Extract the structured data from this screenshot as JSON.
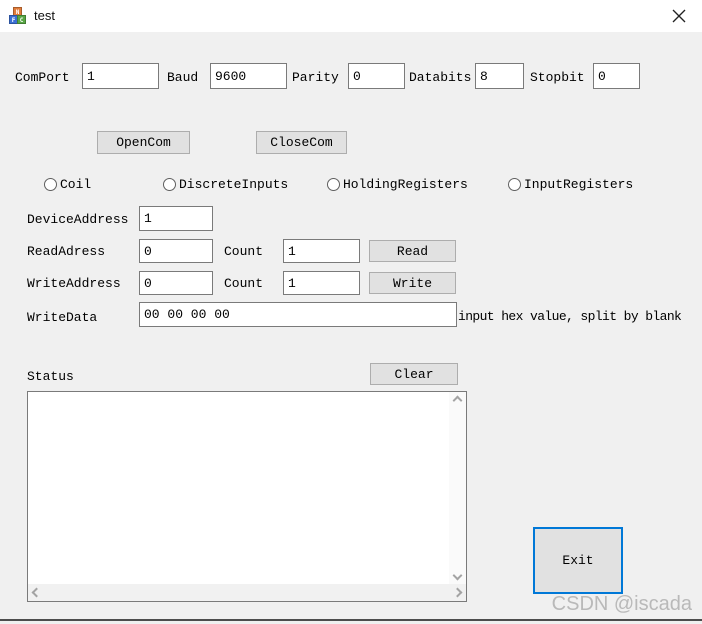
{
  "window": {
    "title": "test"
  },
  "serial": {
    "comport_label": "ComPort",
    "comport_value": "1",
    "baud_label": "Baud",
    "baud_value": "9600",
    "parity_label": "Parity",
    "parity_value": "0",
    "databits_label": "Databits",
    "databits_value": "8",
    "stopbit_label": "Stopbit",
    "stopbit_value": "0",
    "open_button": "OpenCom",
    "close_button": "CloseCom"
  },
  "register_types": {
    "coil": "Coil",
    "discrete_inputs": "DiscreteInputs",
    "holding_registers": "HoldingRegisters",
    "input_registers": "InputRegisters"
  },
  "modbus": {
    "device_address_label": "DeviceAddress",
    "device_address_value": "1",
    "read_address_label": "ReadAdress",
    "read_address_value": "0",
    "read_count_label": "Count",
    "read_count_value": "1",
    "read_button": "Read",
    "write_address_label": "WriteAddress",
    "write_address_value": "0",
    "write_count_label": "Count",
    "write_count_value": "1",
    "write_button": "Write",
    "write_data_label": "WriteData",
    "write_data_value": "00 00 00 00",
    "write_data_hint": "input hex value, split by blank"
  },
  "status": {
    "label": "Status",
    "clear_button": "Clear",
    "content": ""
  },
  "exit_button_label": "Exit",
  "watermark": "CSDN @iscada",
  "colors": {
    "accent_blue": "#0078d7",
    "button_face": "#e1e1e1",
    "form_background": "#f0f0f0",
    "textbox_border": "#7a7a7a"
  }
}
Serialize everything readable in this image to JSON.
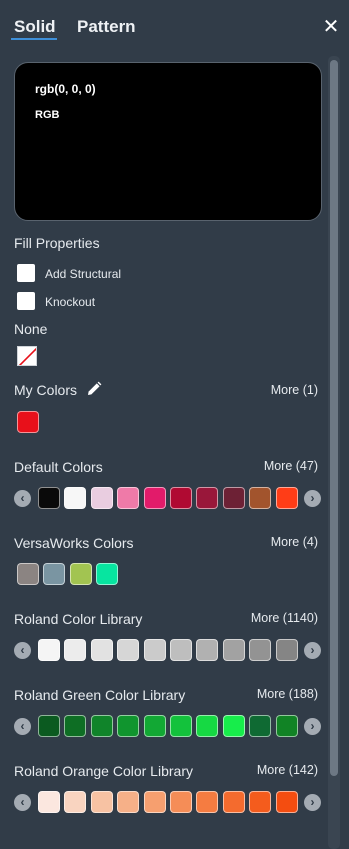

▬▬▬▬▬▬▬▬▬▬

→ TASK OBJECTIVE
Drop the pictures and reproduce the rest of the entries above exactly.

→ RESPONSE TO THE EXERCISE
Extract the structured data from this screenshot as JSON.
{
  "window": {
    "title": "test"
  },
  "serial": {
    "comport_label": "ComPort",
    "comport_value": "1",
    "baud_label": "Baud",
    "baud_value": "9600",
    "parity_label": "Parity",
    "parity_value": "0",
    "databits_label": "Databits",
    "databits_value": "8",
    "stopbit_label": "Stopbit",
    "stopbit_value": "0",
    "open_button": "OpenCom",
    "close_button": "CloseCom"
  },
  "register_types": {
    "coil": "Coil",
    "discrete_inputs": "DiscreteInputs",
    "holding_registers": "HoldingRegisters",
    "input_registers": "InputRegisters"
  },
  "modbus": {
    "device_address_label": "DeviceAddress",
    "device_address_value": "1",
    "read_address_label": "ReadAdress",
    "read_address_value": "0",
    "read_count_label": "Count",
    "read_count_value": "1",
    "read_button": "Read",
    "write_address_label": "WriteAddress",
    "write_address_value": "0",
    "write_count_label": "Count",
    "write_count_value": "1",
    "write_button": "Write",
    "write_data_label": "WriteData",
    "write_data_value": "00 00 00 00",
    "write_data_hint": "input hex value, split by blank"
  },
  "status": {
    "label": "Status",
    "clear_button": "Clear",
    "content": ""
  },
  "exit_button_label": "Exit",
  "watermark": "CSDN @iscada",
  "colors": {
    "accent_blue": "#0078d7",
    "button_face": "#e1e1e1",
    "form_background": "#f0f0f0",
    "textbox_border": "#7a7a7a"
  }
}
Serialize everything readable in this image to JSON.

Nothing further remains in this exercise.